**Work to be completed**.
Word for word, copy all the data and drop the pictures.

Data entries:
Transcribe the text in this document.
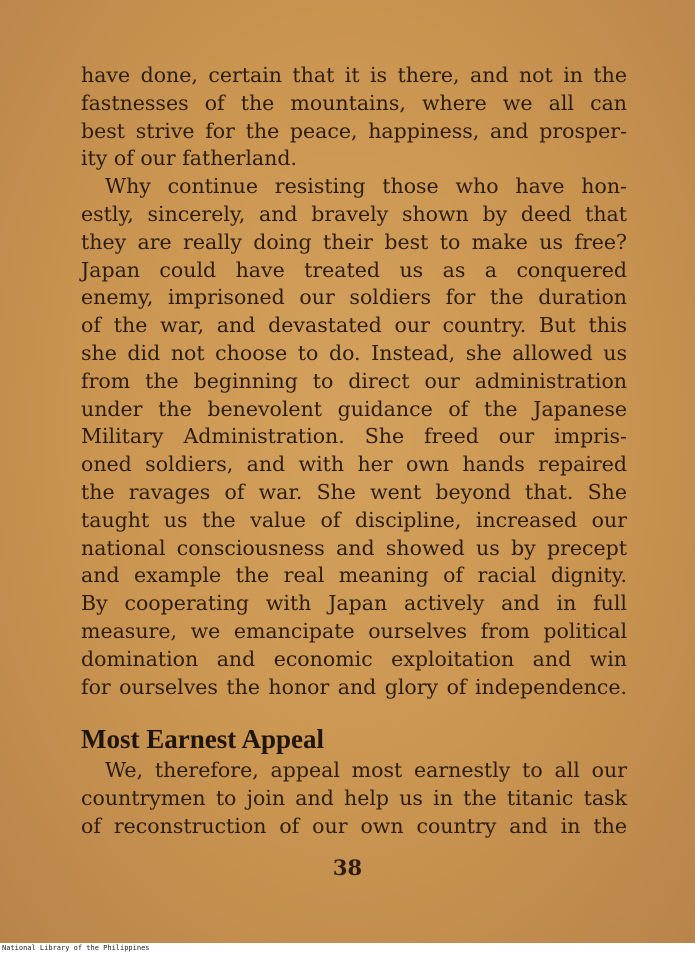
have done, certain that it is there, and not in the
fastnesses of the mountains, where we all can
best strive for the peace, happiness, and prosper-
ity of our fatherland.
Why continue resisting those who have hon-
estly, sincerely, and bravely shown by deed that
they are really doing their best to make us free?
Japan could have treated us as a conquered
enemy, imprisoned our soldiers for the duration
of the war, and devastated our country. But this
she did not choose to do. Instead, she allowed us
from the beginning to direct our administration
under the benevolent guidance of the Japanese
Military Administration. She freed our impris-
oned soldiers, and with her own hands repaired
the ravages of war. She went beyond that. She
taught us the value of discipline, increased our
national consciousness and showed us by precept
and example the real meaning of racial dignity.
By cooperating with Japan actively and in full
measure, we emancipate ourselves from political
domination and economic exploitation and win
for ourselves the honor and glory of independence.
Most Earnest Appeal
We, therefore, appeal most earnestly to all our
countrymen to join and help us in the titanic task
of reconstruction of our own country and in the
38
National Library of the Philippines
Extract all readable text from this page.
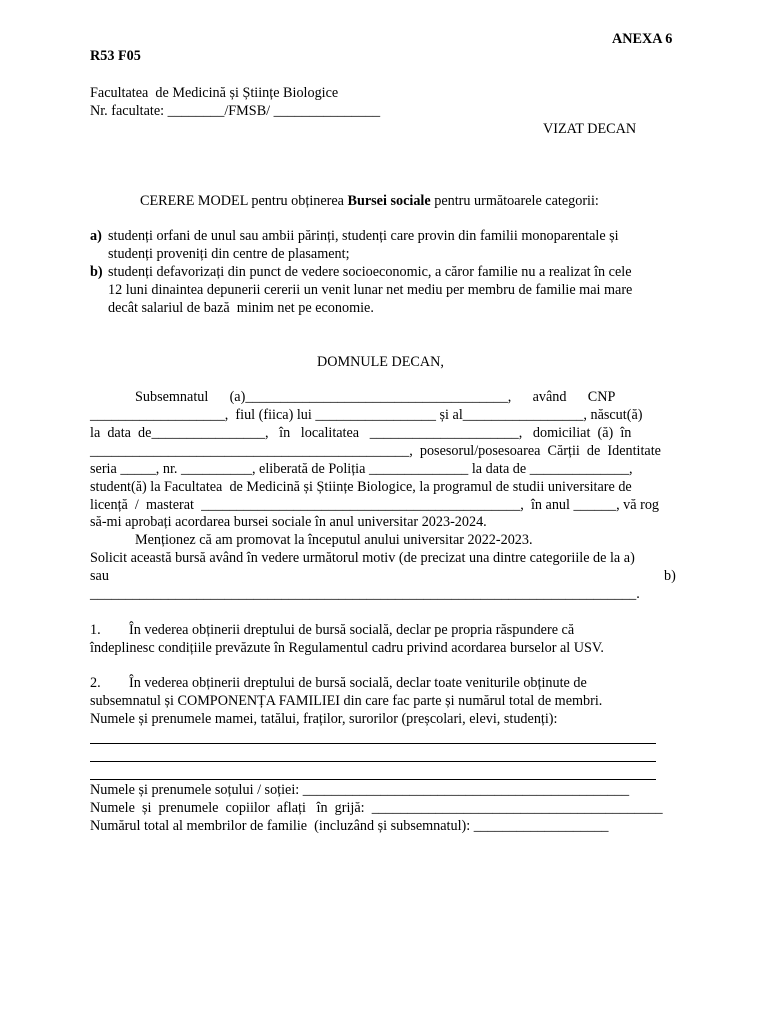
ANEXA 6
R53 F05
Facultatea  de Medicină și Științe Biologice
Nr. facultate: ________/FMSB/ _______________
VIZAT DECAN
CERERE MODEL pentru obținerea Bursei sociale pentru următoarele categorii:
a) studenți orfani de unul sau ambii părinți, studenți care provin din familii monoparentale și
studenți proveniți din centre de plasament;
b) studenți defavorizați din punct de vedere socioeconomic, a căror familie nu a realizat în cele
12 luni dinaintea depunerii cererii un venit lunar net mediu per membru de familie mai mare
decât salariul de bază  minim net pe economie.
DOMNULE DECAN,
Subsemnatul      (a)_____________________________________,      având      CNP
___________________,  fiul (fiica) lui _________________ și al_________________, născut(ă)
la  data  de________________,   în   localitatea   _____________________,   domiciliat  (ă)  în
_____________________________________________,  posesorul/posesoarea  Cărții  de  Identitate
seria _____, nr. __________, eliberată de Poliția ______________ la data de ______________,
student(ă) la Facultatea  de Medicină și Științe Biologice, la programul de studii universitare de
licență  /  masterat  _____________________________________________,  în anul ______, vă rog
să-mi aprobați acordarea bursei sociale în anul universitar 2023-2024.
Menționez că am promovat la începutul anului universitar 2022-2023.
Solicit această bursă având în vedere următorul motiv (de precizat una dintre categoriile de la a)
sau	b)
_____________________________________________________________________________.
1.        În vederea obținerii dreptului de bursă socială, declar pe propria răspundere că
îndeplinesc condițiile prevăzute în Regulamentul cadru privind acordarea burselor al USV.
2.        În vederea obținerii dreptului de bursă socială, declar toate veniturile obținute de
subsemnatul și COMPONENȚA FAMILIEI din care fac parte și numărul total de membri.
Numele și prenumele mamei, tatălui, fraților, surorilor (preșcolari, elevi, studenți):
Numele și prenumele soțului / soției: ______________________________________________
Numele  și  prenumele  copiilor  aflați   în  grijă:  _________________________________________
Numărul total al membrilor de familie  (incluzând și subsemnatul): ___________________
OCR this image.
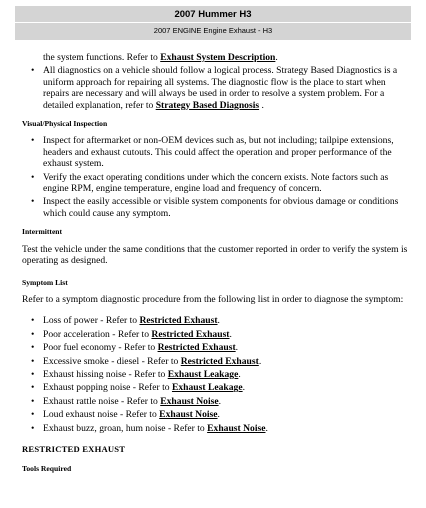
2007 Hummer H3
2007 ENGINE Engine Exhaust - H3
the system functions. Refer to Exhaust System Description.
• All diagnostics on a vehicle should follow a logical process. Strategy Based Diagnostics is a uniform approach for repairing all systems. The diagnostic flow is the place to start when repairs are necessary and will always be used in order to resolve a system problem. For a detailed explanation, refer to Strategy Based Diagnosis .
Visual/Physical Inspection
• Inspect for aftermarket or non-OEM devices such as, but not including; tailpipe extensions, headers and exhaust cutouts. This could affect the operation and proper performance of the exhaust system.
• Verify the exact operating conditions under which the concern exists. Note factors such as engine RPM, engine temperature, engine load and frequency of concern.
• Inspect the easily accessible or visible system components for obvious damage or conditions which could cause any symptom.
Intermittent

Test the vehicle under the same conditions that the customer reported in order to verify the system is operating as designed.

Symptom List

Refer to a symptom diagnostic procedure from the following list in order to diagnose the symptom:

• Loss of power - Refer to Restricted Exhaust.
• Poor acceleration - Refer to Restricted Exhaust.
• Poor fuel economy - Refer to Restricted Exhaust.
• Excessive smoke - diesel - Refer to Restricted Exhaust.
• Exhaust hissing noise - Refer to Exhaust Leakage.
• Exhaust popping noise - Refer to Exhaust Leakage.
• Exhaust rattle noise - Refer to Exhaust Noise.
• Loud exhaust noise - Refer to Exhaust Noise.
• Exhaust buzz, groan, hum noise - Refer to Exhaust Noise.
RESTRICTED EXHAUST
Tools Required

**Answer below**.
Transcribe the text in this document.
have done, certain that it is there, and not in the
fastnesses of the mountains, where we all can
best strive for the peace, happiness, and prosper-
ity of our fatherland.
Why continue resisting those who have hon-
estly, sincerely, and bravely shown by deed that
they are really doing their best to make us free?
Japan could have treated us as a conquered
enemy, imprisoned our soldiers for the duration
of the war, and devastated our country. But this
she did not choose to do. Instead, she allowed us
from the beginning to direct our administration
under the benevolent guidance of the Japanese
Military Administration. She freed our impris-
oned soldiers, and with her own hands repaired
the ravages of war. She went beyond that. She
taught us the value of discipline, increased our
national consciousness and showed us by precept
and example the real meaning of racial dignity.
By cooperating with Japan actively and in full
measure, we emancipate ourselves from political
domination and economic exploitation and win
for ourselves the honor and glory of independence.
Most Earnest Appeal
We, therefore, appeal most earnestly to all our
countrymen to join and help us in the titanic task
of reconstruction of our own country and in the
38
National Library of the Philippines
Extract all readable text from this page.
ANEXA 6
R53 F05
Facultatea  de Medicină și Științe Biologice
Nr. facultate: ________/FMSB/ _______________
VIZAT DECAN
CERERE MODEL pentru obținerea Bursei sociale pentru următoarele categorii:
a) studenți orfani de unul sau ambii părinți, studenți care provin din familii monoparentale și
studenți proveniți din centre de plasament;
b) studenți defavorizați din punct de vedere socioeconomic, a căror familie nu a realizat în cele
12 luni dinaintea depunerii cererii un venit lunar net mediu per membru de familie mai mare
decât salariul de bază  minim net pe economie.
DOMNULE DECAN,
Subsemnatul      (a)_____________________________________,      având      CNP
___________________,  fiul (fiica) lui _________________ și al_________________, născut(ă)
la  data  de________________,   în   localitatea   _____________________,   domiciliat  (ă)  în
_____________________________________________,  posesorul/posesoarea  Cărții  de  Identitate
seria _____, nr. __________, eliberată de Poliția ______________ la data de ______________,
student(ă) la Facultatea  de Medicină și Științe Biologice, la programul de studii universitare de
licență  /  masterat  _____________________________________________,  în anul ______, vă rog
să-mi aprobați acordarea bursei sociale în anul universitar 2023-2024.
Menționez că am promovat la începutul anului universitar 2022-2023.
Solicit această bursă având în vedere următorul motiv (de precizat una dintre categoriile de la a)
sau	b)
_____________________________________________________________________________.
1.        În vederea obținerii dreptului de bursă socială, declar pe propria răspundere că
îndeplinesc condițiile prevăzute în Regulamentul cadru privind acordarea burselor al USV.
2.        În vederea obținerii dreptului de bursă socială, declar toate veniturile obținute de
subsemnatul și COMPONENȚA FAMILIEI din care fac parte și numărul total de membri.
Numele și prenumele mamei, tatălui, fraților, surorilor (preșcolari, elevi, studenți):
Numele și prenumele soțului / soției: ______________________________________________
Numele  și  prenumele  copiilor  aflați   în  grijă:  _________________________________________
Numărul total al membrilor de familie  (incluzând și subsemnatul): ___________________
OCR this image.
2007 Hummer H3
2007 ENGINE Engine Exhaust - H3
the system functions. Refer to Exhaust System Description.
• All diagnostics on a vehicle should follow a logical process. Strategy Based Diagnostics is a uniform approach for repairing all systems. The diagnostic flow is the place to start when repairs are necessary and will always be used in order to resolve a system problem. For a detailed explanation, refer to Strategy Based Diagnosis .
Visual/Physical Inspection
• Inspect for aftermarket or non-OEM devices such as, but not including; tailpipe extensions, headers and exhaust cutouts. This could affect the operation and proper performance of the exhaust system.
• Verify the exact operating conditions under which the concern exists. Note factors such as engine RPM, engine temperature, engine load and frequency of concern.
• Inspect the easily accessible or visible system components for obvious damage or conditions which could cause any symptom.
Intermittent

Test the vehicle under the same conditions that the customer reported in order to verify the system is operating as designed.

Symptom List

Refer to a symptom diagnostic procedure from the following list in order to diagnose the symptom:

• Loss of power - Refer to Restricted Exhaust.
• Poor acceleration - Refer to Restricted Exhaust.
• Poor fuel economy - Refer to Restricted Exhaust.
• Excessive smoke - diesel - Refer to Restricted Exhaust.
• Exhaust hissing noise - Refer to Exhaust Leakage.
• Exhaust popping noise - Refer to Exhaust Leakage.
• Exhaust rattle noise - Refer to Exhaust Noise.
• Loud exhaust noise - Refer to Exhaust Noise.
• Exhaust buzz, groan, hum noise - Refer to Exhaust Noise.
RESTRICTED EXHAUST
Tools Required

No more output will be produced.